— start of Dataset extract —

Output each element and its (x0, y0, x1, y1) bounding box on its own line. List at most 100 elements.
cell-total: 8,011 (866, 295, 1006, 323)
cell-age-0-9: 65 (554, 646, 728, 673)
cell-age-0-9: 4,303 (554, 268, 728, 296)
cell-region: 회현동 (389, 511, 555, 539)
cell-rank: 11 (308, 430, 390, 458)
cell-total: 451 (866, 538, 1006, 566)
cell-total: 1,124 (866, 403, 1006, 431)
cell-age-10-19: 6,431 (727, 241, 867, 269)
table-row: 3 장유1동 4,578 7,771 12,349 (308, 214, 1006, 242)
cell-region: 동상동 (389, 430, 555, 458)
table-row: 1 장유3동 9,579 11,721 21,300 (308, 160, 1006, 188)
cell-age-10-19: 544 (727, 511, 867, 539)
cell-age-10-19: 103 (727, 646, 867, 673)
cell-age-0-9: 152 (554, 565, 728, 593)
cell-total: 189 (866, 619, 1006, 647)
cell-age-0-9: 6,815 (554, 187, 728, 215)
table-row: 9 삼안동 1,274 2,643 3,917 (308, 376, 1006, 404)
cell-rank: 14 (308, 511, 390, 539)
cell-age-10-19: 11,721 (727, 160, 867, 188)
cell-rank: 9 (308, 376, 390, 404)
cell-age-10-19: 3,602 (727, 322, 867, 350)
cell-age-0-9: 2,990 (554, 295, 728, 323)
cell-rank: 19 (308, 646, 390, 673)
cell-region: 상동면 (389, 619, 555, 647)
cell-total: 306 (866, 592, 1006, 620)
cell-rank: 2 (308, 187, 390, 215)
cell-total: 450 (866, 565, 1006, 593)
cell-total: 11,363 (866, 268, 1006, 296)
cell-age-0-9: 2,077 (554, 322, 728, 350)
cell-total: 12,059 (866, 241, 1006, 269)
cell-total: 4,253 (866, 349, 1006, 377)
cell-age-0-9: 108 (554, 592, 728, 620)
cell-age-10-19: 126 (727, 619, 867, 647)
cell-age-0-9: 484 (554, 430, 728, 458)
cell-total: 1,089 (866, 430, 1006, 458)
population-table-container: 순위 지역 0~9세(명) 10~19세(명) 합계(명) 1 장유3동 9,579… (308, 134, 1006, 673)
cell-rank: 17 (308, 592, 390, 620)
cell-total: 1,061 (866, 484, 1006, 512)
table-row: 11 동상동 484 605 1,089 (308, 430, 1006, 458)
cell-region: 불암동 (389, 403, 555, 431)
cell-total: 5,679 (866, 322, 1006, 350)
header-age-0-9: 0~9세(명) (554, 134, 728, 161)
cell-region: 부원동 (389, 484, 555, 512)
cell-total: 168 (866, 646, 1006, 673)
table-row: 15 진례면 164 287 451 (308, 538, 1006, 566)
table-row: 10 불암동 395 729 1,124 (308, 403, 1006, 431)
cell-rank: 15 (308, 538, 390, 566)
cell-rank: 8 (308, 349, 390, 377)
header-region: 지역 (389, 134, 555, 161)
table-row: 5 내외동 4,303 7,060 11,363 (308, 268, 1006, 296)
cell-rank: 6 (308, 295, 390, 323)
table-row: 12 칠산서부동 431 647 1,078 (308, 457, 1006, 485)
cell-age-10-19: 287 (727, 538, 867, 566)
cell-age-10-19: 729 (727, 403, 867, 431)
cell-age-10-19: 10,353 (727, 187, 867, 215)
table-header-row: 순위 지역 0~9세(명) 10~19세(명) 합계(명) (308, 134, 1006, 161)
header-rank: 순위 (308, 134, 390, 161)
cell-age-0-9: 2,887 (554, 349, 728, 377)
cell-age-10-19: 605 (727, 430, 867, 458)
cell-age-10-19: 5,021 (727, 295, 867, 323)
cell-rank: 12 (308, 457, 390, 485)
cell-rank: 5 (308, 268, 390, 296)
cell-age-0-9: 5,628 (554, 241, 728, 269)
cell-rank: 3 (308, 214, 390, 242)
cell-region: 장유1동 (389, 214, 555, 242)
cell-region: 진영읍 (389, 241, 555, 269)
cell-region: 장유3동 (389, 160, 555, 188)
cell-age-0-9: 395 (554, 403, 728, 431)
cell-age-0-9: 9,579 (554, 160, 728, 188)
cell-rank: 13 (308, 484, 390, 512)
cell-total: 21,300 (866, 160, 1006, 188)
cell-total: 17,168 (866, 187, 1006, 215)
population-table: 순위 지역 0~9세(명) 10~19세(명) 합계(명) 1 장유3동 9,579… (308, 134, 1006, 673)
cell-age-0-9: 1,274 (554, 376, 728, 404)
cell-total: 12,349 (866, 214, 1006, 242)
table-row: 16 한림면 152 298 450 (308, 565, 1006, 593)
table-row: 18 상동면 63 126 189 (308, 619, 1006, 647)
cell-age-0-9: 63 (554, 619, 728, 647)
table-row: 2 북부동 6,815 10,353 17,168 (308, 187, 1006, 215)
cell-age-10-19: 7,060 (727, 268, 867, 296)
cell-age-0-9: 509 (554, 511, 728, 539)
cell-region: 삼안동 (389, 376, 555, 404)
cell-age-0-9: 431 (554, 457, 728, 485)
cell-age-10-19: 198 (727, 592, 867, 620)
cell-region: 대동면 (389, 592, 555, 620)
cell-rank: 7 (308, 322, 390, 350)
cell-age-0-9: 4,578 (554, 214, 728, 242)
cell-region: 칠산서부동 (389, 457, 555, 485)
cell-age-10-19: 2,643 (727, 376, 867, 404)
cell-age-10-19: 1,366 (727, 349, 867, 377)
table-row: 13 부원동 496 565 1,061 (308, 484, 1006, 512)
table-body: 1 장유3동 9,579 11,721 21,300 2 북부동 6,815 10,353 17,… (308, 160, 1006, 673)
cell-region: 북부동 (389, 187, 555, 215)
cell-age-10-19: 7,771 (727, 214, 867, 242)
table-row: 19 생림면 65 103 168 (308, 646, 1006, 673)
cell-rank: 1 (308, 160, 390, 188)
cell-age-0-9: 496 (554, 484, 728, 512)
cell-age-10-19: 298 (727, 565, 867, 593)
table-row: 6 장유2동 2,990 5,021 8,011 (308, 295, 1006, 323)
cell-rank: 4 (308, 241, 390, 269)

— end of Dataset extract —

What needs to be done :: Set down every line of the records above again, with no changes.

Written solution ::
Output each element and its (x0, y0, x1, y1) bounding box on its own line. List at most 100 elements.
cell-total: 8,011 (866, 295, 1006, 323)
cell-age-0-9: 65 (554, 646, 728, 673)
cell-age-0-9: 4,303 (554, 268, 728, 296)
cell-region: 회현동 (389, 511, 555, 539)
cell-rank: 11 (308, 430, 390, 458)
cell-total: 451 (866, 538, 1006, 566)
cell-total: 1,124 (866, 403, 1006, 431)
cell-age-10-19: 6,431 (727, 241, 867, 269)
table-row: 3 장유1동 4,578 7,771 12,349 (308, 214, 1006, 242)
cell-region: 동상동 (389, 430, 555, 458)
table-row: 1 장유3동 9,579 11,721 21,300 (308, 160, 1006, 188)
cell-age-10-19: 544 (727, 511, 867, 539)
cell-age-10-19: 103 (727, 646, 867, 673)
cell-age-0-9: 152 (554, 565, 728, 593)
cell-total: 189 (866, 619, 1006, 647)
cell-age-0-9: 6,815 (554, 187, 728, 215)
table-row: 9 삼안동 1,274 2,643 3,917 (308, 376, 1006, 404)
cell-rank: 14 (308, 511, 390, 539)
cell-age-10-19: 11,721 (727, 160, 867, 188)
cell-rank: 9 (308, 376, 390, 404)
cell-age-10-19: 3,602 (727, 322, 867, 350)
cell-age-0-9: 2,990 (554, 295, 728, 323)
cell-rank: 19 (308, 646, 390, 673)
cell-region: 상동면 (389, 619, 555, 647)
cell-total: 306 (866, 592, 1006, 620)
cell-rank: 2 (308, 187, 390, 215)
cell-total: 450 (866, 565, 1006, 593)
cell-total: 11,363 (866, 268, 1006, 296)
cell-age-0-9: 2,077 (554, 322, 728, 350)
cell-total: 12,059 (866, 241, 1006, 269)
cell-total: 4,253 (866, 349, 1006, 377)
cell-age-0-9: 108 (554, 592, 728, 620)
cell-age-10-19: 126 (727, 619, 867, 647)
cell-age-0-9: 484 (554, 430, 728, 458)
cell-total: 1,089 (866, 430, 1006, 458)
population-table-container: 순위 지역 0~9세(명) 10~19세(명) 합계(명) 1 장유3동 9,579… (308, 134, 1006, 673)
cell-rank: 17 (308, 592, 390, 620)
cell-total: 1,061 (866, 484, 1006, 512)
table-row: 11 동상동 484 605 1,089 (308, 430, 1006, 458)
cell-region: 불암동 (389, 403, 555, 431)
cell-total: 5,679 (866, 322, 1006, 350)
header-age-0-9: 0~9세(명) (554, 134, 728, 161)
cell-region: 부원동 (389, 484, 555, 512)
cell-total: 168 (866, 646, 1006, 673)
table-row: 15 진례면 164 287 451 (308, 538, 1006, 566)
table-row: 10 불암동 395 729 1,124 (308, 403, 1006, 431)
cell-rank: 15 (308, 538, 390, 566)
cell-rank: 8 (308, 349, 390, 377)
header-region: 지역 (389, 134, 555, 161)
table-row: 5 내외동 4,303 7,060 11,363 (308, 268, 1006, 296)
cell-rank: 6 (308, 295, 390, 323)
table-row: 12 칠산서부동 431 647 1,078 (308, 457, 1006, 485)
cell-age-10-19: 287 (727, 538, 867, 566)
cell-age-10-19: 729 (727, 403, 867, 431)
cell-age-10-19: 10,353 (727, 187, 867, 215)
table-header-row: 순위 지역 0~9세(명) 10~19세(명) 합계(명) (308, 134, 1006, 161)
header-rank: 순위 (308, 134, 390, 161)
cell-age-0-9: 2,887 (554, 349, 728, 377)
cell-age-10-19: 605 (727, 430, 867, 458)
cell-age-10-19: 5,021 (727, 295, 867, 323)
cell-rank: 12 (308, 457, 390, 485)
cell-rank: 5 (308, 268, 390, 296)
cell-age-0-9: 5,628 (554, 241, 728, 269)
cell-rank: 3 (308, 214, 390, 242)
cell-region: 장유1동 (389, 214, 555, 242)
cell-region: 진영읍 (389, 241, 555, 269)
cell-region: 장유3동 (389, 160, 555, 188)
cell-age-0-9: 395 (554, 403, 728, 431)
cell-age-0-9: 9,579 (554, 160, 728, 188)
cell-rank: 13 (308, 484, 390, 512)
cell-total: 21,300 (866, 160, 1006, 188)
cell-total: 17,168 (866, 187, 1006, 215)
population-table: 순위 지역 0~9세(명) 10~19세(명) 합계(명) 1 장유3동 9,579… (308, 134, 1006, 673)
cell-age-0-9: 1,274 (554, 376, 728, 404)
cell-total: 12,349 (866, 214, 1006, 242)
table-row: 16 한림면 152 298 450 (308, 565, 1006, 593)
table-row: 18 상동면 63 126 189 (308, 619, 1006, 647)
cell-age-0-9: 63 (554, 619, 728, 647)
table-row: 2 북부동 6,815 10,353 17,168 (308, 187, 1006, 215)
cell-age-10-19: 7,060 (727, 268, 867, 296)
cell-age-0-9: 509 (554, 511, 728, 539)
cell-region: 삼안동 (389, 376, 555, 404)
cell-age-0-9: 431 (554, 457, 728, 485)
cell-age-10-19: 198 (727, 592, 867, 620)
cell-region: 대동면 (389, 592, 555, 620)
cell-rank: 7 (308, 322, 390, 350)
cell-age-0-9: 4,578 (554, 214, 728, 242)
cell-region: 칠산서부동 (389, 457, 555, 485)
cell-age-10-19: 2,643 (727, 376, 867, 404)
cell-age-10-19: 1,366 (727, 349, 867, 377)
table-row: 13 부원동 496 565 1,061 (308, 484, 1006, 512)
table-body: 1 장유3동 9,579 11,721 21,300 2 북부동 6,815 10,353 17,… (308, 160, 1006, 673)
cell-region: 북부동 (389, 187, 555, 215)
cell-age-10-19: 7,771 (727, 214, 867, 242)
table-row: 19 생림면 65 103 168 (308, 646, 1006, 673)
cell-rank: 1 (308, 160, 390, 188)
cell-age-0-9: 496 (554, 484, 728, 512)
cell-age-10-19: 298 (727, 565, 867, 593)
table-row: 6 장유2동 2,990 5,021 8,011 (308, 295, 1006, 323)
cell-rank: 4 (308, 241, 390, 269)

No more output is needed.